TASK TO CARRY OUT:
Write the material out again in full, exactly.

INPUT DATA:
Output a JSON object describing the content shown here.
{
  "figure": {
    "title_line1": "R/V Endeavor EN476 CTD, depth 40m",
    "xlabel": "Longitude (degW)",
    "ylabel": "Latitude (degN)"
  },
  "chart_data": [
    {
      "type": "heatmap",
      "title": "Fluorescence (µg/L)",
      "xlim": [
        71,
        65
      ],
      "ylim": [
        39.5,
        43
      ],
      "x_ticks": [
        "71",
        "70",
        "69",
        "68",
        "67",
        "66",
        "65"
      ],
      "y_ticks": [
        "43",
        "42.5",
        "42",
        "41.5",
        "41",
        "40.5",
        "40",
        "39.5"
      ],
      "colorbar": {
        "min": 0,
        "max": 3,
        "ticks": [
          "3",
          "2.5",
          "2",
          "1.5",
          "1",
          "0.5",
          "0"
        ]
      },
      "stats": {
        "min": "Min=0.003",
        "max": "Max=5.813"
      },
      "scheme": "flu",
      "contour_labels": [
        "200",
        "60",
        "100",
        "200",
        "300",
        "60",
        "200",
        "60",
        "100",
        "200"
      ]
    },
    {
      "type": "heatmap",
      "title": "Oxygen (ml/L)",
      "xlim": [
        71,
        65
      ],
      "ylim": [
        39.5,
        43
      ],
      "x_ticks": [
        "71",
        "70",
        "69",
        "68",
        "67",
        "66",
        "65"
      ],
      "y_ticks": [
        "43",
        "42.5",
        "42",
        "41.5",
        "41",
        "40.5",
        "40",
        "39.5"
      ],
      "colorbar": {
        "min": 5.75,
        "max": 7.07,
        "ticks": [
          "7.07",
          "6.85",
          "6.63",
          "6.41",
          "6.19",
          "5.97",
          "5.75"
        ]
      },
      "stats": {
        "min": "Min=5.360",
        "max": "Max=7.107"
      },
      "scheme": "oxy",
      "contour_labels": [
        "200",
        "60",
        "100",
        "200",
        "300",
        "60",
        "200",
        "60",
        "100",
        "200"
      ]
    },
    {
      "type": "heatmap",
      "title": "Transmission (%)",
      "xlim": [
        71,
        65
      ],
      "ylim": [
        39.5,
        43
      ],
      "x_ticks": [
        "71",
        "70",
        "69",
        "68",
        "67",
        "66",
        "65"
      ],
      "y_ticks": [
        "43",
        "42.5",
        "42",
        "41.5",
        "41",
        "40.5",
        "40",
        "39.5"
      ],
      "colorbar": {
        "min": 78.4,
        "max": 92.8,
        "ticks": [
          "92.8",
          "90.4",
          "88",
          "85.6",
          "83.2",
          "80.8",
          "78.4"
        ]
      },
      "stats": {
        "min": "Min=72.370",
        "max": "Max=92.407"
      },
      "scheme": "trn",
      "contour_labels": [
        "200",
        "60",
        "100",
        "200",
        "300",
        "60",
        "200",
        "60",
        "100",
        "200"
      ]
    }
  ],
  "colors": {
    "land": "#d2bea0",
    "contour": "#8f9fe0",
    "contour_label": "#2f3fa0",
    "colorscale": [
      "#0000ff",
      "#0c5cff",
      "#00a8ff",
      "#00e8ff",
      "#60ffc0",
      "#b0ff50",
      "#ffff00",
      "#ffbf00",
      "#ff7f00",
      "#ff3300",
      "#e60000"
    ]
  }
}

OUTPUT OF THE TASK:
Output a JSON object describing the content shown here.
{
  "figure": {
    "title_line1": "R/V Endeavor EN476 CTD, depth 40m",
    "xlabel": "Longitude (degW)",
    "ylabel": "Latitude (degN)"
  },
  "chart_data": [
    {
      "type": "heatmap",
      "title": "Fluorescence (µg/L)",
      "xlim": [
        71,
        65
      ],
      "ylim": [
        39.5,
        43
      ],
      "x_ticks": [
        "71",
        "70",
        "69",
        "68",
        "67",
        "66",
        "65"
      ],
      "y_ticks": [
        "43",
        "42.5",
        "42",
        "41.5",
        "41",
        "40.5",
        "40",
        "39.5"
      ],
      "colorbar": {
        "min": 0,
        "max": 3,
        "ticks": [
          "3",
          "2.5",
          "2",
          "1.5",
          "1",
          "0.5",
          "0"
        ]
      },
      "stats": {
        "min": "Min=0.003",
        "max": "Max=5.813"
      },
      "scheme": "flu",
      "contour_labels": [
        "200",
        "60",
        "100",
        "200",
        "300",
        "60",
        "200",
        "60",
        "100",
        "200"
      ]
    },
    {
      "type": "heatmap",
      "title": "Oxygen (ml/L)",
      "xlim": [
        71,
        65
      ],
      "ylim": [
        39.5,
        43
      ],
      "x_ticks": [
        "71",
        "70",
        "69",
        "68",
        "67",
        "66",
        "65"
      ],
      "y_ticks": [
        "43",
        "42.5",
        "42",
        "41.5",
        "41",
        "40.5",
        "40",
        "39.5"
      ],
      "colorbar": {
        "min": 5.75,
        "max": 7.07,
        "ticks": [
          "7.07",
          "6.85",
          "6.63",
          "6.41",
          "6.19",
          "5.97",
          "5.75"
        ]
      },
      "stats": {
        "min": "Min=5.360",
        "max": "Max=7.107"
      },
      "scheme": "oxy",
      "contour_labels": [
        "200",
        "60",
        "100",
        "200",
        "300",
        "60",
        "200",
        "60",
        "100",
        "200"
      ]
    },
    {
      "type": "heatmap",
      "title": "Transmission (%)",
      "xlim": [
        71,
        65
      ],
      "ylim": [
        39.5,
        43
      ],
      "x_ticks": [
        "71",
        "70",
        "69",
        "68",
        "67",
        "66",
        "65"
      ],
      "y_ticks": [
        "43",
        "42.5",
        "42",
        "41.5",
        "41",
        "40.5",
        "40",
        "39.5"
      ],
      "colorbar": {
        "min": 78.4,
        "max": 92.8,
        "ticks": [
          "92.8",
          "90.4",
          "88",
          "85.6",
          "83.2",
          "80.8",
          "78.4"
        ]
      },
      "stats": {
        "min": "Min=72.370",
        "max": "Max=92.407"
      },
      "scheme": "trn",
      "contour_labels": [
        "200",
        "60",
        "100",
        "200",
        "300",
        "60",
        "200",
        "60",
        "100",
        "200"
      ]
    }
  ],
  "colors": {
    "land": "#d2bea0",
    "contour": "#8f9fe0",
    "contour_label": "#2f3fa0",
    "colorscale": [
      "#0000ff",
      "#0c5cff",
      "#00a8ff",
      "#00e8ff",
      "#60ffc0",
      "#b0ff50",
      "#ffff00",
      "#ffbf00",
      "#ff7f00",
      "#ff3300",
      "#e60000"
    ]
  }
}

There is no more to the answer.